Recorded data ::

** start **

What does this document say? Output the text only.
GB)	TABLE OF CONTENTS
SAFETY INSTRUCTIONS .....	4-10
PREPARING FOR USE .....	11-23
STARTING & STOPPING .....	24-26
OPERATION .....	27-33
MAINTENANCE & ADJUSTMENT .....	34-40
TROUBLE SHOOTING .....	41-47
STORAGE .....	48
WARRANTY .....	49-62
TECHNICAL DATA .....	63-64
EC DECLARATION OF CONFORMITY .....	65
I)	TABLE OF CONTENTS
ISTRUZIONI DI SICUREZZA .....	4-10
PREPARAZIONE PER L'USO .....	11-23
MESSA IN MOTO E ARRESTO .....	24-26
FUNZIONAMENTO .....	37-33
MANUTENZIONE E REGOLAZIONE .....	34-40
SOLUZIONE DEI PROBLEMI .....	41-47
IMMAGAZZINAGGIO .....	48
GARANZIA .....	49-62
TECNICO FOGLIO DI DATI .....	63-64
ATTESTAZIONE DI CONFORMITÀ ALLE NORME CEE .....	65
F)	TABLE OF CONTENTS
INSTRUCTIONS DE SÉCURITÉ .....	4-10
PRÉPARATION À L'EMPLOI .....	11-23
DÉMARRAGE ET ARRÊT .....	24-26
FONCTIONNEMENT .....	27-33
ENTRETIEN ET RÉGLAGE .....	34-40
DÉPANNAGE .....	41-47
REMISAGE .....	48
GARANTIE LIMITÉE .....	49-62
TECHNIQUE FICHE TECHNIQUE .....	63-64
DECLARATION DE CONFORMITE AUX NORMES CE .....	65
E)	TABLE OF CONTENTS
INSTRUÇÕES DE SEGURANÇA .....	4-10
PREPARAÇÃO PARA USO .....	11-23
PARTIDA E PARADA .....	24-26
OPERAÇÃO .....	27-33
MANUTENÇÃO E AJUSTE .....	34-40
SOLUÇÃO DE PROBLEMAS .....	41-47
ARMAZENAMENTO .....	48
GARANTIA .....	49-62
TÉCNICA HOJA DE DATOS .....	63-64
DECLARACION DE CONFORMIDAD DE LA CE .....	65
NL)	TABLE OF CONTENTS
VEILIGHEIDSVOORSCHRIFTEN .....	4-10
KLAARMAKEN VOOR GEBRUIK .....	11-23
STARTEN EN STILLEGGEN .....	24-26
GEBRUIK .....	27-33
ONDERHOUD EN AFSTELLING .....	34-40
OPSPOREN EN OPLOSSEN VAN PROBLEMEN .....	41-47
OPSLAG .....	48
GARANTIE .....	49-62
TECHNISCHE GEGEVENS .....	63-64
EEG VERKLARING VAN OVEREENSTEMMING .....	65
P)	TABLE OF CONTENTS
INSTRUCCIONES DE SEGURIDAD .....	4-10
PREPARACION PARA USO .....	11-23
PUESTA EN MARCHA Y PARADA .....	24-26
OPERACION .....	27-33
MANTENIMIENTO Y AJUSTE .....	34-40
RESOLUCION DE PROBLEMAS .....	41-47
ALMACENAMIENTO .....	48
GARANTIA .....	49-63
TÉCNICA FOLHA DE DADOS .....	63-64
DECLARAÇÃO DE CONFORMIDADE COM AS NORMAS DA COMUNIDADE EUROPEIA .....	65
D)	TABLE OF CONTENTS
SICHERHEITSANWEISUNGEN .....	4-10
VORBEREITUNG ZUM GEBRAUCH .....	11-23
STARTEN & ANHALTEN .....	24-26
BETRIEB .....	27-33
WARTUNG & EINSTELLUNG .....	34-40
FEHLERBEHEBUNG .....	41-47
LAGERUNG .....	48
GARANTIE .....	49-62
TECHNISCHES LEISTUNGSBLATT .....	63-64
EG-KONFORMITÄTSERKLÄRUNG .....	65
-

** end **
** start **

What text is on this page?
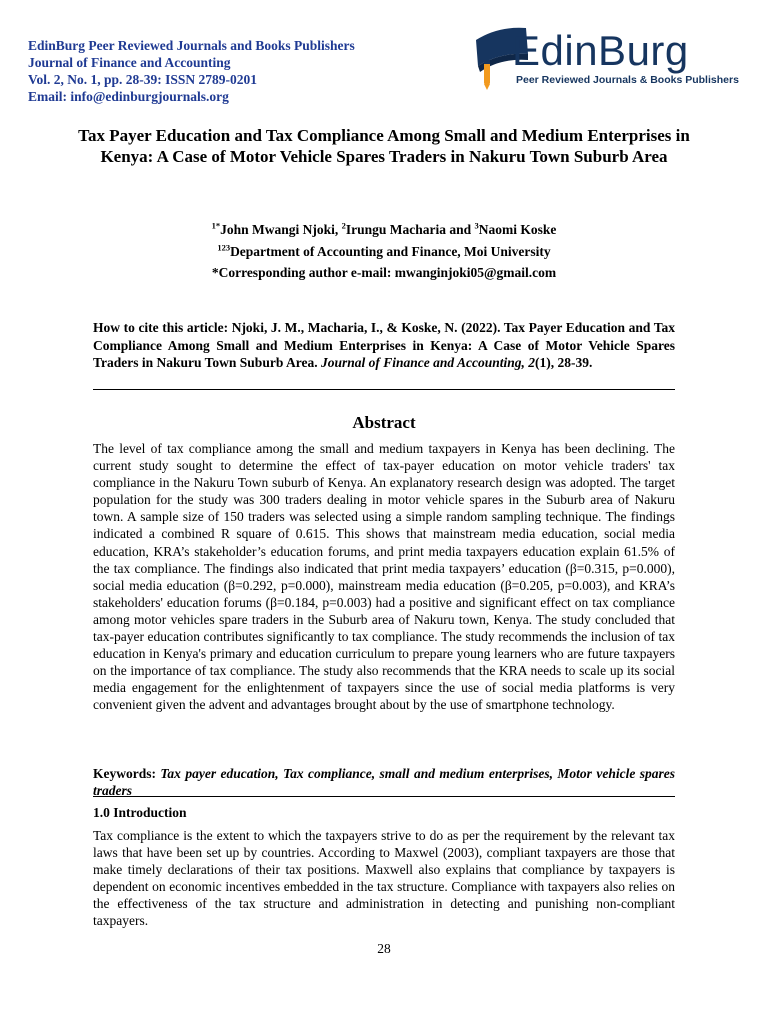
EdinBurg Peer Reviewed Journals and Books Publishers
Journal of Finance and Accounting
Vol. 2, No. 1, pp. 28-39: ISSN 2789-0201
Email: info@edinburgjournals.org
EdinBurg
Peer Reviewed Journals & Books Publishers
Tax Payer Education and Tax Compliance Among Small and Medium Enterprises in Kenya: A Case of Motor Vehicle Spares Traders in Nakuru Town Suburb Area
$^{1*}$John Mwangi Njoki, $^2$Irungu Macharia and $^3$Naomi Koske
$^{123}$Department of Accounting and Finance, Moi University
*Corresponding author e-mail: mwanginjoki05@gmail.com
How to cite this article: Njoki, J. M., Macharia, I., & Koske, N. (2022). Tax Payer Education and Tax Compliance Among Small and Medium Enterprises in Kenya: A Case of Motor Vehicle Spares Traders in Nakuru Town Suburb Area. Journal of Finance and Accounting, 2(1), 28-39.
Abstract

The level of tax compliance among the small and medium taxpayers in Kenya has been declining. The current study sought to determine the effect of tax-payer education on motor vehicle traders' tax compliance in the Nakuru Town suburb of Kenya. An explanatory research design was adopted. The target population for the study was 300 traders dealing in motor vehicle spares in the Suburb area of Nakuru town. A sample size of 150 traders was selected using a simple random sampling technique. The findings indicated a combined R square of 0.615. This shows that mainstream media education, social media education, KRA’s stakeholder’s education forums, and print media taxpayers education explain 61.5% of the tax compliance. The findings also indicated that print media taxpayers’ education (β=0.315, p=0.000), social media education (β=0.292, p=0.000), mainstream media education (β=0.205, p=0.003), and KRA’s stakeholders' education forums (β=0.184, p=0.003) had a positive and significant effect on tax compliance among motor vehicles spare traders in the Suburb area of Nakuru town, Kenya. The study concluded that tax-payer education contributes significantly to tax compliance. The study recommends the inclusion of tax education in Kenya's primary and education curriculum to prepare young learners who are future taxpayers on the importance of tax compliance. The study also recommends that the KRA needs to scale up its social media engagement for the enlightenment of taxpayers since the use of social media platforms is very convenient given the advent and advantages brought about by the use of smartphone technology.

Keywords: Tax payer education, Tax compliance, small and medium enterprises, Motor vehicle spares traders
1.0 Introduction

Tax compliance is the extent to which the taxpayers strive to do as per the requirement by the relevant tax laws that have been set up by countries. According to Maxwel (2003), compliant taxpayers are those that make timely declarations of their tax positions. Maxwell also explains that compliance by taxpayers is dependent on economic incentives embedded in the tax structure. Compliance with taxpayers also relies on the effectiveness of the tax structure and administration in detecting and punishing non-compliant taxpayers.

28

** end **

Work to be completed :: Report each line in the data that holds the word "PROBLEMAS".

Written solution ::
SOLUÇÃO DE PROBLEMAS .....	41-47
RESOLUCION DE PROBLEMAS .....	41-47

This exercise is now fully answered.